*WORK TO COMPLETE*: Sort through the entries below and pull out lines containing the word "intended".

Recorded data:
>> BEGIN

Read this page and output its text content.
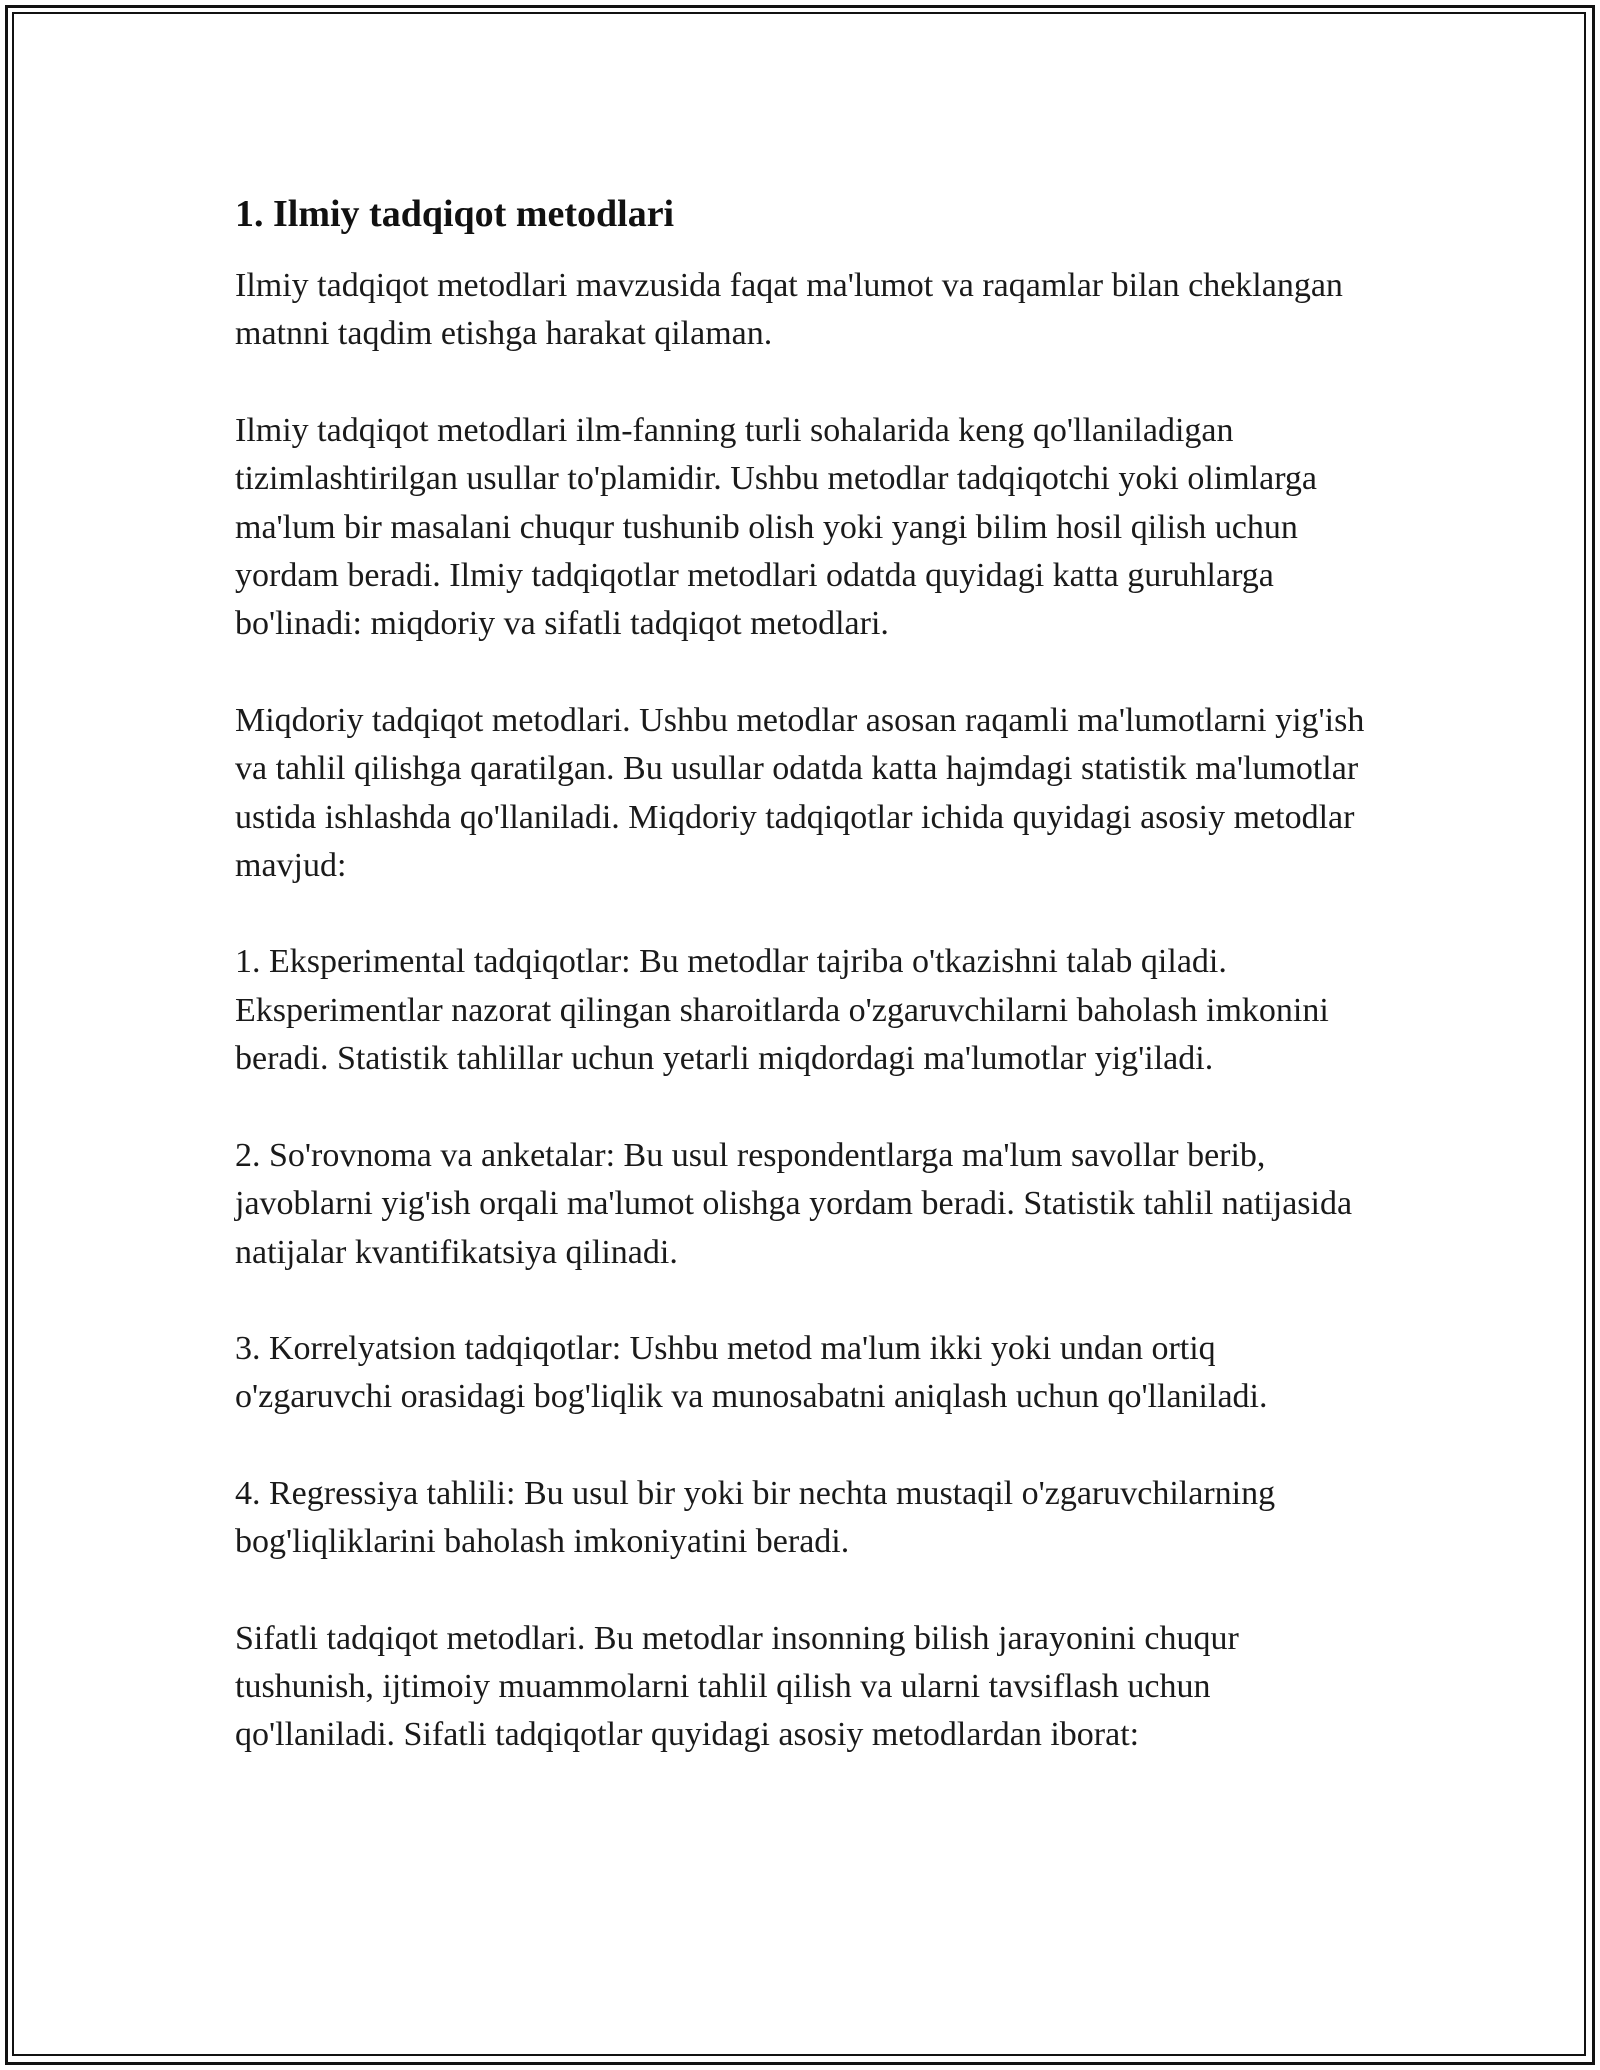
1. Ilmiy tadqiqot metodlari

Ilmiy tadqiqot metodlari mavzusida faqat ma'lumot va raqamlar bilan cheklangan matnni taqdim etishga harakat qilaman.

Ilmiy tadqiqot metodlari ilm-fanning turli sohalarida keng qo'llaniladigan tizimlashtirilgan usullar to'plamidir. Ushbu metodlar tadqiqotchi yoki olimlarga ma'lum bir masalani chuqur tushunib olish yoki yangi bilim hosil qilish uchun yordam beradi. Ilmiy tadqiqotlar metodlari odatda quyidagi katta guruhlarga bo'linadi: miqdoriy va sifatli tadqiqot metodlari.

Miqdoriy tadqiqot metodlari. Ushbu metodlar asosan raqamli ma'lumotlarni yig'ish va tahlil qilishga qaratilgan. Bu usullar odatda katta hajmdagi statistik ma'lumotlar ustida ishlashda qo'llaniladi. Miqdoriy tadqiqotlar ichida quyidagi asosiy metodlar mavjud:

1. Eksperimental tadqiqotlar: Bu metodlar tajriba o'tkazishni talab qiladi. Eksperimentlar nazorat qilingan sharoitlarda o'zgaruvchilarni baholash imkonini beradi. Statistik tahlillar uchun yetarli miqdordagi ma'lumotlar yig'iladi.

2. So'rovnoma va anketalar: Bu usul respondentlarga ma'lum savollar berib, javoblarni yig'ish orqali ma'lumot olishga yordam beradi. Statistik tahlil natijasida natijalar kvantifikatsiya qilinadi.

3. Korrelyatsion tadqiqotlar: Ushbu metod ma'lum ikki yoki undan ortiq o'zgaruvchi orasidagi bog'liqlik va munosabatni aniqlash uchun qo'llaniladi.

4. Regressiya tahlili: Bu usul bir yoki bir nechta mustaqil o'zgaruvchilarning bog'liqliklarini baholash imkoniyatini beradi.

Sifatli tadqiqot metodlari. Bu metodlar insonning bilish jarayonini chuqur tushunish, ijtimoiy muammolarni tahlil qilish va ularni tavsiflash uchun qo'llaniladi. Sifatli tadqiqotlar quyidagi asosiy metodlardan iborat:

>> END
>> BEGIN

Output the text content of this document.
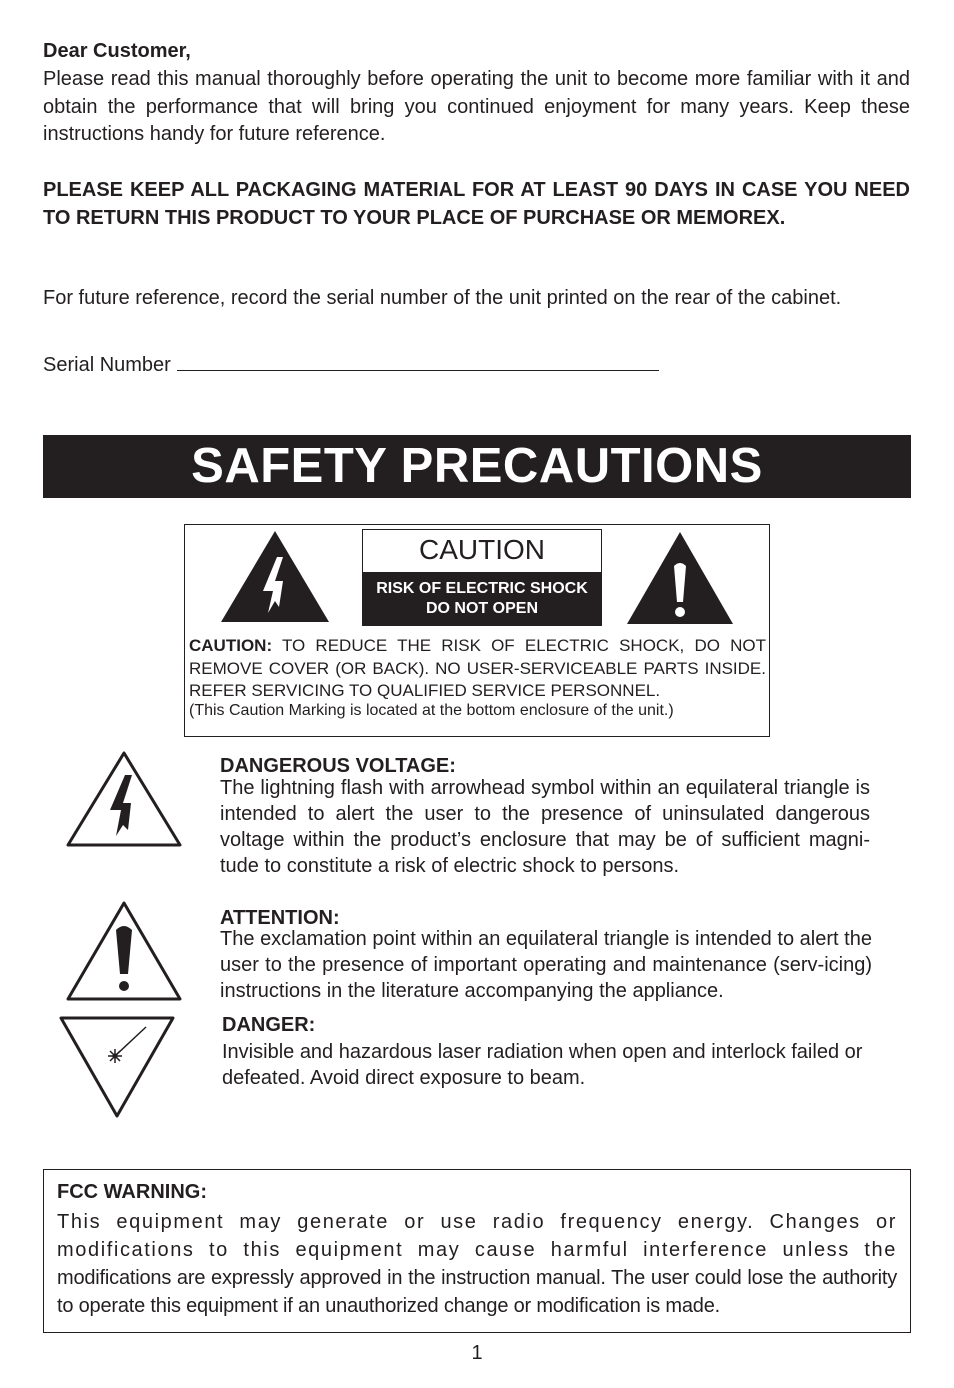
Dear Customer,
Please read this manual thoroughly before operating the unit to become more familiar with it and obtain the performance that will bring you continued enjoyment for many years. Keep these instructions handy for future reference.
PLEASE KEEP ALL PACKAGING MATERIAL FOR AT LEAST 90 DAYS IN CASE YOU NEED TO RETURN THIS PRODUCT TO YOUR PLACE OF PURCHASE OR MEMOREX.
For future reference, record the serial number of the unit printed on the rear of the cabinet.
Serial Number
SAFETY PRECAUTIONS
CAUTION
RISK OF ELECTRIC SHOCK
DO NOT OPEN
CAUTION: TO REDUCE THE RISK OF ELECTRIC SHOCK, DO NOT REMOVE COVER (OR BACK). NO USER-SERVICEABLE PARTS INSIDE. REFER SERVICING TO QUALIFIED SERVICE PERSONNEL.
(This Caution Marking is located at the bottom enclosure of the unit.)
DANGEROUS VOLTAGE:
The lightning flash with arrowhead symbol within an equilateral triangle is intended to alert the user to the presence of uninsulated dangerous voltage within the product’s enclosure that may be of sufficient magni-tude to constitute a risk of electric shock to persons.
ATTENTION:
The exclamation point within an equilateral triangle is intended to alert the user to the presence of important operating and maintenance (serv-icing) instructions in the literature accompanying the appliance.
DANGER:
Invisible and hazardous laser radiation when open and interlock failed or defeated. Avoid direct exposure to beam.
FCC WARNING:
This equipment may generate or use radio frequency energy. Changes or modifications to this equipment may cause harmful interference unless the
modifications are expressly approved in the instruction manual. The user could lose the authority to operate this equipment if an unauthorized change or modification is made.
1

>> END

*WORKED ANSWER*:
The lightning flash with arrowhead symbol within an equilateral triangle is intended to alert the user to the presence of uninsulated dangerous voltage within the product’s enclosure that may be of sufficient magni-tude to constitute a risk of electric shock to persons.
The exclamation point within an equilateral triangle is intended to alert the user to the presence of important operating and maintenance (serv-icing) instructions in the literature accompanying the appliance.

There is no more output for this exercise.